● **Exercise details**: In the following material, identify every line holding the string "بندرعباس" and return it.

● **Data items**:

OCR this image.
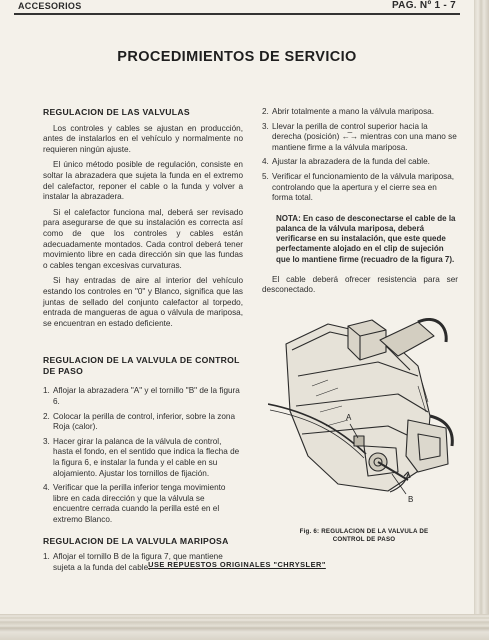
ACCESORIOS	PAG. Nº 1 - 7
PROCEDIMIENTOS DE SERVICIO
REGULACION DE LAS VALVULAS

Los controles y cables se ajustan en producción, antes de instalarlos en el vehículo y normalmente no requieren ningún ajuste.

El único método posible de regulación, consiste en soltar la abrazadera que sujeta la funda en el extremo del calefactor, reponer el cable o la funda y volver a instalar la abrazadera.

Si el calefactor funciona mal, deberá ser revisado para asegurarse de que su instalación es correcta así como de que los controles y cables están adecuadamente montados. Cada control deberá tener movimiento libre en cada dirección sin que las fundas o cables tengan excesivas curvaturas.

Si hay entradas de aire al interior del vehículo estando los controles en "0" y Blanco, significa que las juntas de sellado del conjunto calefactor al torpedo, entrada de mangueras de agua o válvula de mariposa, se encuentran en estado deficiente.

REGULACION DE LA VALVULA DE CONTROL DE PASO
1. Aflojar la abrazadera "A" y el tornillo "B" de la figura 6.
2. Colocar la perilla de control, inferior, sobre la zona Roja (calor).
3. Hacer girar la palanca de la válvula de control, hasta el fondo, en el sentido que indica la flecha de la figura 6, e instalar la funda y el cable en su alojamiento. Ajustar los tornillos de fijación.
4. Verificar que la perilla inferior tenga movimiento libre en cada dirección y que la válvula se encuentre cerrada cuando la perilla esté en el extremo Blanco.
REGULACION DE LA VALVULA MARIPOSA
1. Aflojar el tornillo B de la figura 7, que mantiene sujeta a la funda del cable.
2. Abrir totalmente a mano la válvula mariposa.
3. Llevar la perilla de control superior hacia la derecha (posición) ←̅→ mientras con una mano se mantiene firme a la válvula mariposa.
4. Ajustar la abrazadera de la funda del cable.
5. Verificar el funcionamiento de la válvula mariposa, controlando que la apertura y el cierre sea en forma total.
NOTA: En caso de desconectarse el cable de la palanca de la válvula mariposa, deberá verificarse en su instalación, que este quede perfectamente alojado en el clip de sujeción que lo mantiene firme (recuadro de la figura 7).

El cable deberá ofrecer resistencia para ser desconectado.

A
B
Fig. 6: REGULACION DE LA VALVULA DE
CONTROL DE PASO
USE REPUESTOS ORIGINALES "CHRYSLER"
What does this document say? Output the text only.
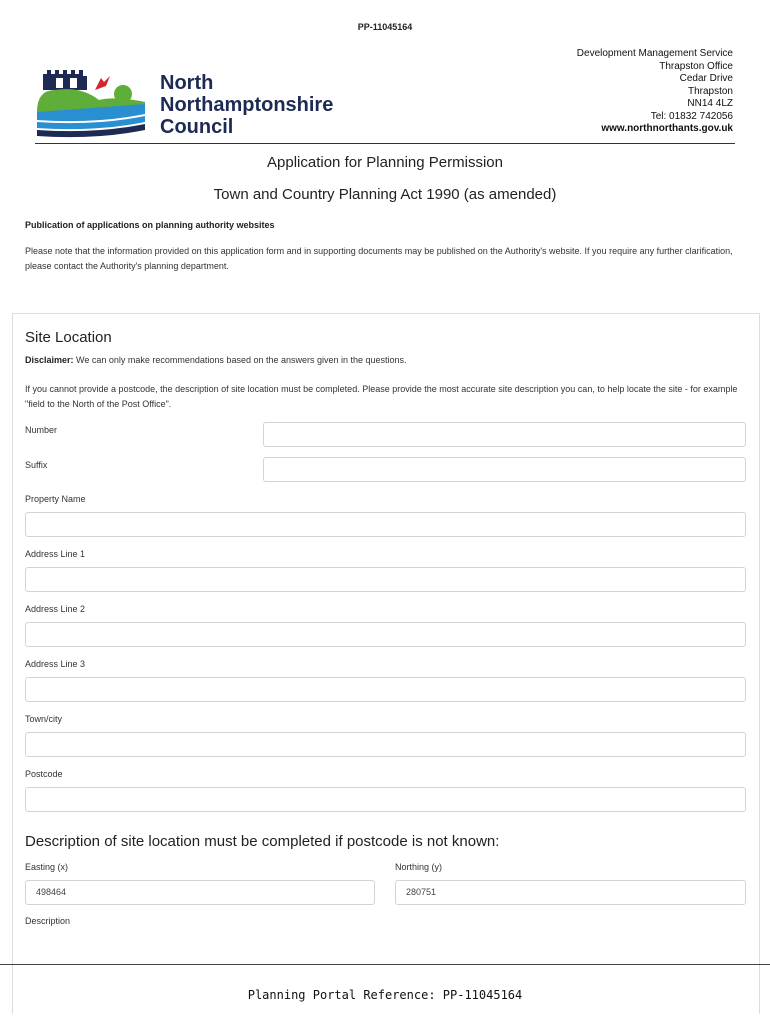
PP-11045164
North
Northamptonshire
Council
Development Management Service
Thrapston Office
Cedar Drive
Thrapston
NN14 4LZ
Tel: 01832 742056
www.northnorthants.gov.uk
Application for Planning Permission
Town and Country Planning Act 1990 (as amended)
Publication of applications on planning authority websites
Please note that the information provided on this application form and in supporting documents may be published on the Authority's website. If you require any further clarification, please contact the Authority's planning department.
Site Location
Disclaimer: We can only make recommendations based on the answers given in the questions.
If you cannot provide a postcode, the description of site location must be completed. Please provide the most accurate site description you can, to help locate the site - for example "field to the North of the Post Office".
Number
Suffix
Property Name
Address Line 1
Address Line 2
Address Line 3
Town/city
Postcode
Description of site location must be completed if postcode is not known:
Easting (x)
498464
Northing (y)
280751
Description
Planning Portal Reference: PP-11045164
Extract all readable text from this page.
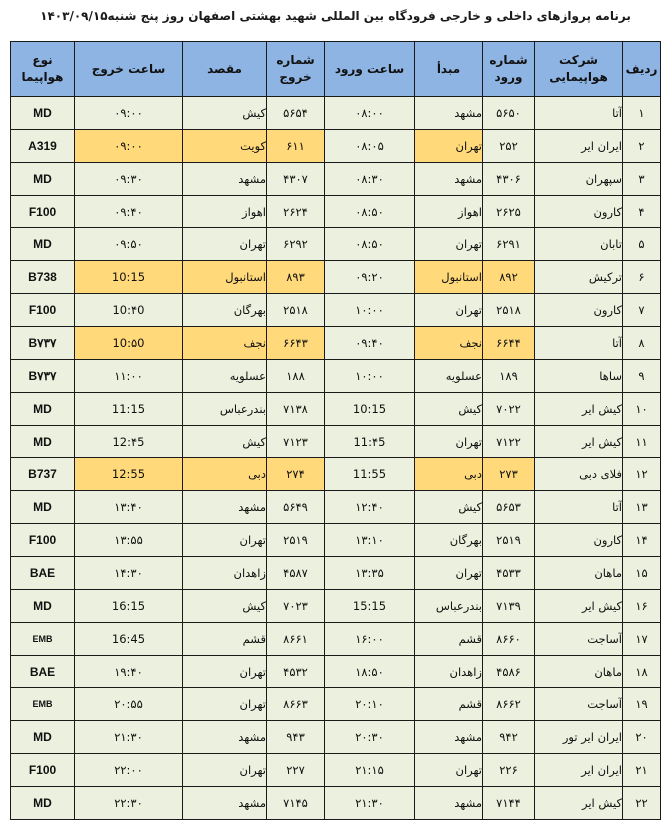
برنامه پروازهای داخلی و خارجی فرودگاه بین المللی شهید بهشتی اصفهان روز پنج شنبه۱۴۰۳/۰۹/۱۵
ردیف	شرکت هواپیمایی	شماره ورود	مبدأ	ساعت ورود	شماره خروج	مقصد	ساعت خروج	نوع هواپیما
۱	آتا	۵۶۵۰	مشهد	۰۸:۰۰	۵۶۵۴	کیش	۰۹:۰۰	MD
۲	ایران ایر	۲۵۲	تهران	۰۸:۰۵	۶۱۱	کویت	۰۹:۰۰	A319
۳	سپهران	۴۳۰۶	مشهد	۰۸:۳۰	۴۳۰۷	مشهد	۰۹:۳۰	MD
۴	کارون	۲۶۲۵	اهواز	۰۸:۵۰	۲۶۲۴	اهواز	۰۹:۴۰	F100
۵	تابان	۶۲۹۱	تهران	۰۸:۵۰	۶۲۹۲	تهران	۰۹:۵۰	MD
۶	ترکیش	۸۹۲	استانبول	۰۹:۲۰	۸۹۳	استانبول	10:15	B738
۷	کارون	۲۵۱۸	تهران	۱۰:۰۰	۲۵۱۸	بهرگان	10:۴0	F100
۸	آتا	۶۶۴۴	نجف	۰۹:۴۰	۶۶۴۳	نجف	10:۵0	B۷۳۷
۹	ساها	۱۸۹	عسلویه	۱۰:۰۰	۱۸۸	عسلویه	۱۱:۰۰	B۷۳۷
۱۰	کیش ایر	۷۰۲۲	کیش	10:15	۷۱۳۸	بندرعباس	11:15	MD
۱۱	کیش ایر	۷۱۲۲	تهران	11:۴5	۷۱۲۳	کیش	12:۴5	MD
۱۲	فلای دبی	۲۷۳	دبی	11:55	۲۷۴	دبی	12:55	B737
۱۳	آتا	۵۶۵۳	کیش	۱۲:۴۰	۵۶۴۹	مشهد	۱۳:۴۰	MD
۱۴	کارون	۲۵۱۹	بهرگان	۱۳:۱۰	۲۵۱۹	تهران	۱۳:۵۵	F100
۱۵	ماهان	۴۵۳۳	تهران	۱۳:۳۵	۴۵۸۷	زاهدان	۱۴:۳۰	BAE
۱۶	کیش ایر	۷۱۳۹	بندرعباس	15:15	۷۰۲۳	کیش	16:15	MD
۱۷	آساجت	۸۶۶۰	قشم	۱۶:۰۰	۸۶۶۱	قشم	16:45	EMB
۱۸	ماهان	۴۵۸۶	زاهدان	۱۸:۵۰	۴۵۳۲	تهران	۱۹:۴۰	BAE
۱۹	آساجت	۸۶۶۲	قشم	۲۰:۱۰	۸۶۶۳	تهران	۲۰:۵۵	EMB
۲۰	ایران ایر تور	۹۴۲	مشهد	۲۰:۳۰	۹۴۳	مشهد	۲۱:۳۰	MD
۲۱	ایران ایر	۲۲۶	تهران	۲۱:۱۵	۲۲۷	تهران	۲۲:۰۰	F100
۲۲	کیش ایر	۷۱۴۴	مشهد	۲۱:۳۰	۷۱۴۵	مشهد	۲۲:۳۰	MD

● **Answer to this task**:
۱۰	کیش ایر	۷۰۲۲	کیش	10:15	۷۱۳۸	بندرعباس	11:15	MD
۱۶	کیش ایر	۷۱۳۹	بندرعباس	15:15	۷۰۲۳	کیش	16:15	MD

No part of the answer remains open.